__What you will do__: Return the whole listing, line for line, without the pictures in it.

__Available records__:
--*--
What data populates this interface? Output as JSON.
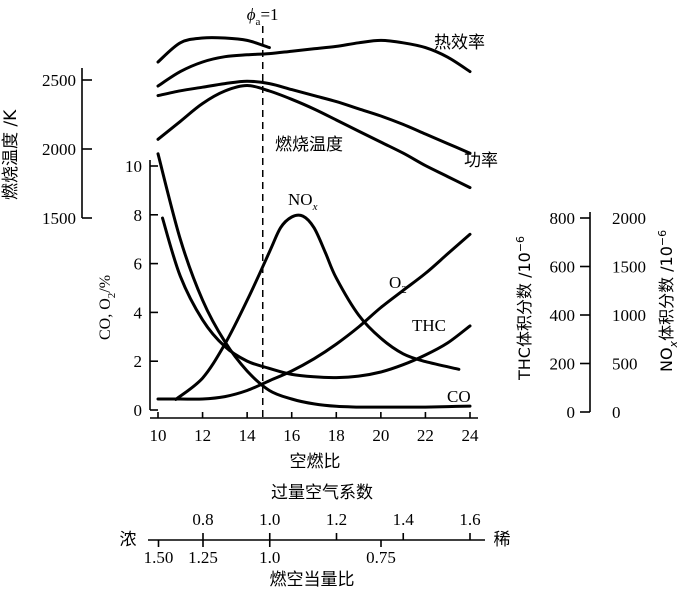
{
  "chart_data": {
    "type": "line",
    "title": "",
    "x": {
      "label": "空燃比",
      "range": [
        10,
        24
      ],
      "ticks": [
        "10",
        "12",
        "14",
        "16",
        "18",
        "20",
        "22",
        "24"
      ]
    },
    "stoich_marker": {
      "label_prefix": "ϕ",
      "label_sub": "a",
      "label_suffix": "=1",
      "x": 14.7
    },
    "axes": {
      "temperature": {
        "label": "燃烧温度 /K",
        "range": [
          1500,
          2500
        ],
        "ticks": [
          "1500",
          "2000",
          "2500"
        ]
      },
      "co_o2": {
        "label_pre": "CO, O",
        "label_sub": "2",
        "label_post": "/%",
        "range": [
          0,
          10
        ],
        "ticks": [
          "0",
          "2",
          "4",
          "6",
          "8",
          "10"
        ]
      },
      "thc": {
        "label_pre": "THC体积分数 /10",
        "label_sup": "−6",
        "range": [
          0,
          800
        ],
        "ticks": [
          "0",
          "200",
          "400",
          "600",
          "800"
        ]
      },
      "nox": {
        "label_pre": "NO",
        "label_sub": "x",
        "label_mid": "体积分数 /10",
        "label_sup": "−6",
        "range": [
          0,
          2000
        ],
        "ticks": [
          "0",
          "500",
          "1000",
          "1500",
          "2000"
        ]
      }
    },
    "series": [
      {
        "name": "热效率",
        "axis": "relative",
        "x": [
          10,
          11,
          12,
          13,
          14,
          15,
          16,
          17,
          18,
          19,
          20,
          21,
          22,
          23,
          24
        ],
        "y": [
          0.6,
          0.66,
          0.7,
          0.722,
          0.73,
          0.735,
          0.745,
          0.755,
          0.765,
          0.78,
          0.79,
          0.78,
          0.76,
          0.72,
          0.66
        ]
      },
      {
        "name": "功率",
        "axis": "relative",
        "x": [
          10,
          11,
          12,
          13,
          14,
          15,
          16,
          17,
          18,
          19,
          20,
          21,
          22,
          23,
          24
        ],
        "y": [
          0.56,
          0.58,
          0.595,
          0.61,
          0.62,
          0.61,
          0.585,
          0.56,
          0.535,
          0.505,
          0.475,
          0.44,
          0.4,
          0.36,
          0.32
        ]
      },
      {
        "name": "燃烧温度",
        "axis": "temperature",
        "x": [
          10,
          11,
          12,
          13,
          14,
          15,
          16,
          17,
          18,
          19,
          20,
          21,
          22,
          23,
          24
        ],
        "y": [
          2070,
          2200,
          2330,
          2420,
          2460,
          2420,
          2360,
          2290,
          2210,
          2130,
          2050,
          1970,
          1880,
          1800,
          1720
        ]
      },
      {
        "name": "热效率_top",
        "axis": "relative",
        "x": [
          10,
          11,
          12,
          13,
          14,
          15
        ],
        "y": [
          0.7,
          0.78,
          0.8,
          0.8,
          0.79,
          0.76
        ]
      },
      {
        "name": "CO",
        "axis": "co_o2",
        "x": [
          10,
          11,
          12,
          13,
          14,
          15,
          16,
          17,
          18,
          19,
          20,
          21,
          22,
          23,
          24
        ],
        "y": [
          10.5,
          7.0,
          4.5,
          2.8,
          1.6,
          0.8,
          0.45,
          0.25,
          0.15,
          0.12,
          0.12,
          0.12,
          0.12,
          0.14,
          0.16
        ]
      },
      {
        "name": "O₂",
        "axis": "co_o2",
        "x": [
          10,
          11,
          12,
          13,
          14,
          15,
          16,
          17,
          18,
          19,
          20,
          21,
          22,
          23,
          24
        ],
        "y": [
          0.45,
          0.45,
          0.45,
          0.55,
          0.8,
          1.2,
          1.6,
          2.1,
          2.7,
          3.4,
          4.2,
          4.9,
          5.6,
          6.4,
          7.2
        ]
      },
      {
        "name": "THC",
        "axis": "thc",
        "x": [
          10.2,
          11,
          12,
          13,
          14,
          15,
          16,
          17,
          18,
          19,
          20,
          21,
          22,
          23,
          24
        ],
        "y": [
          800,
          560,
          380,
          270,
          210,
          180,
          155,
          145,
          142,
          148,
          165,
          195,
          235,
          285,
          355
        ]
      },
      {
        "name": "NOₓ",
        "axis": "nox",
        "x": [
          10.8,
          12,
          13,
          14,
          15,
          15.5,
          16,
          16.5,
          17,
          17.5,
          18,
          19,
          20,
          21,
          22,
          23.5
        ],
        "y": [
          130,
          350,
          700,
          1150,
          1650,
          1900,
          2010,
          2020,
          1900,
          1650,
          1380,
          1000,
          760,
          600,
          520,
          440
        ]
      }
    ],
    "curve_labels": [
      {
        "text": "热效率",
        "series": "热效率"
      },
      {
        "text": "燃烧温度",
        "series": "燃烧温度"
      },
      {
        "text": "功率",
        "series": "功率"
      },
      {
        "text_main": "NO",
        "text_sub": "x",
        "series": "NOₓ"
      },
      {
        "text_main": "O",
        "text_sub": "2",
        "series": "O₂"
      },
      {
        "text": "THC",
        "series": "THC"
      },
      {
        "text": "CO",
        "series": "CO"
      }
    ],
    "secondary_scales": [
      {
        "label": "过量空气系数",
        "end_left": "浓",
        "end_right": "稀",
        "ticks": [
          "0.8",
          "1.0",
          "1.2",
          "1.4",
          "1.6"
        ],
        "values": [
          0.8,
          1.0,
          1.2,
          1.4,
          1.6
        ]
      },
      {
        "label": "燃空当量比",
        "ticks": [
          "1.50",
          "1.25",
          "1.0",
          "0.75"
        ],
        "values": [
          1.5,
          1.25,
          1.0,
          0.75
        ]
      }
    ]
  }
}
--*--
__Solution to this exercise__:
What data populates this interface? Output as JSON.
{
  "chart_data": {
    "type": "line",
    "title": "",
    "x": {
      "label": "空燃比",
      "range": [
        10,
        24
      ],
      "ticks": [
        "10",
        "12",
        "14",
        "16",
        "18",
        "20",
        "22",
        "24"
      ]
    },
    "stoich_marker": {
      "label_prefix": "ϕ",
      "label_sub": "a",
      "label_suffix": "=1",
      "x": 14.7
    },
    "axes": {
      "temperature": {
        "label": "燃烧温度 /K",
        "range": [
          1500,
          2500
        ],
        "ticks": [
          "1500",
          "2000",
          "2500"
        ]
      },
      "co_o2": {
        "label_pre": "CO, O",
        "label_sub": "2",
        "label_post": "/%",
        "range": [
          0,
          10
        ],
        "ticks": [
          "0",
          "2",
          "4",
          "6",
          "8",
          "10"
        ]
      },
      "thc": {
        "label_pre": "THC体积分数 /10",
        "label_sup": "−6",
        "range": [
          0,
          800
        ],
        "ticks": [
          "0",
          "200",
          "400",
          "600",
          "800"
        ]
      },
      "nox": {
        "label_pre": "NO",
        "label_sub": "x",
        "label_mid": "体积分数 /10",
        "label_sup": "−6",
        "range": [
          0,
          2000
        ],
        "ticks": [
          "0",
          "500",
          "1000",
          "1500",
          "2000"
        ]
      }
    },
    "series": [
      {
        "name": "热效率",
        "axis": "relative",
        "x": [
          10,
          11,
          12,
          13,
          14,
          15,
          16,
          17,
          18,
          19,
          20,
          21,
          22,
          23,
          24
        ],
        "y": [
          0.6,
          0.66,
          0.7,
          0.722,
          0.73,
          0.735,
          0.745,
          0.755,
          0.765,
          0.78,
          0.79,
          0.78,
          0.76,
          0.72,
          0.66
        ]
      },
      {
        "name": "功率",
        "axis": "relative",
        "x": [
          10,
          11,
          12,
          13,
          14,
          15,
          16,
          17,
          18,
          19,
          20,
          21,
          22,
          23,
          24
        ],
        "y": [
          0.56,
          0.58,
          0.595,
          0.61,
          0.62,
          0.61,
          0.585,
          0.56,
          0.535,
          0.505,
          0.475,
          0.44,
          0.4,
          0.36,
          0.32
        ]
      },
      {
        "name": "燃烧温度",
        "axis": "temperature",
        "x": [
          10,
          11,
          12,
          13,
          14,
          15,
          16,
          17,
          18,
          19,
          20,
          21,
          22,
          23,
          24
        ],
        "y": [
          2070,
          2200,
          2330,
          2420,
          2460,
          2420,
          2360,
          2290,
          2210,
          2130,
          2050,
          1970,
          1880,
          1800,
          1720
        ]
      },
      {
        "name": "热效率_top",
        "axis": "relative",
        "x": [
          10,
          11,
          12,
          13,
          14,
          15
        ],
        "y": [
          0.7,
          0.78,
          0.8,
          0.8,
          0.79,
          0.76
        ]
      },
      {
        "name": "CO",
        "axis": "co_o2",
        "x": [
          10,
          11,
          12,
          13,
          14,
          15,
          16,
          17,
          18,
          19,
          20,
          21,
          22,
          23,
          24
        ],
        "y": [
          10.5,
          7.0,
          4.5,
          2.8,
          1.6,
          0.8,
          0.45,
          0.25,
          0.15,
          0.12,
          0.12,
          0.12,
          0.12,
          0.14,
          0.16
        ]
      },
      {
        "name": "O₂",
        "axis": "co_o2",
        "x": [
          10,
          11,
          12,
          13,
          14,
          15,
          16,
          17,
          18,
          19,
          20,
          21,
          22,
          23,
          24
        ],
        "y": [
          0.45,
          0.45,
          0.45,
          0.55,
          0.8,
          1.2,
          1.6,
          2.1,
          2.7,
          3.4,
          4.2,
          4.9,
          5.6,
          6.4,
          7.2
        ]
      },
      {
        "name": "THC",
        "axis": "thc",
        "x": [
          10.2,
          11,
          12,
          13,
          14,
          15,
          16,
          17,
          18,
          19,
          20,
          21,
          22,
          23,
          24
        ],
        "y": [
          800,
          560,
          380,
          270,
          210,
          180,
          155,
          145,
          142,
          148,
          165,
          195,
          235,
          285,
          355
        ]
      },
      {
        "name": "NOₓ",
        "axis": "nox",
        "x": [
          10.8,
          12,
          13,
          14,
          15,
          15.5,
          16,
          16.5,
          17,
          17.5,
          18,
          19,
          20,
          21,
          22,
          23.5
        ],
        "y": [
          130,
          350,
          700,
          1150,
          1650,
          1900,
          2010,
          2020,
          1900,
          1650,
          1380,
          1000,
          760,
          600,
          520,
          440
        ]
      }
    ],
    "curve_labels": [
      {
        "text": "热效率",
        "series": "热效率"
      },
      {
        "text": "燃烧温度",
        "series": "燃烧温度"
      },
      {
        "text": "功率",
        "series": "功率"
      },
      {
        "text_main": "NO",
        "text_sub": "x",
        "series": "NOₓ"
      },
      {
        "text_main": "O",
        "text_sub": "2",
        "series": "O₂"
      },
      {
        "text": "THC",
        "series": "THC"
      },
      {
        "text": "CO",
        "series": "CO"
      }
    ],
    "secondary_scales": [
      {
        "label": "过量空气系数",
        "end_left": "浓",
        "end_right": "稀",
        "ticks": [
          "0.8",
          "1.0",
          "1.2",
          "1.4",
          "1.6"
        ],
        "values": [
          0.8,
          1.0,
          1.2,
          1.4,
          1.6
        ]
      },
      {
        "label": "燃空当量比",
        "ticks": [
          "1.50",
          "1.25",
          "1.0",
          "0.75"
        ],
        "values": [
          1.5,
          1.25,
          1.0,
          0.75
        ]
      }
    ]
  }
}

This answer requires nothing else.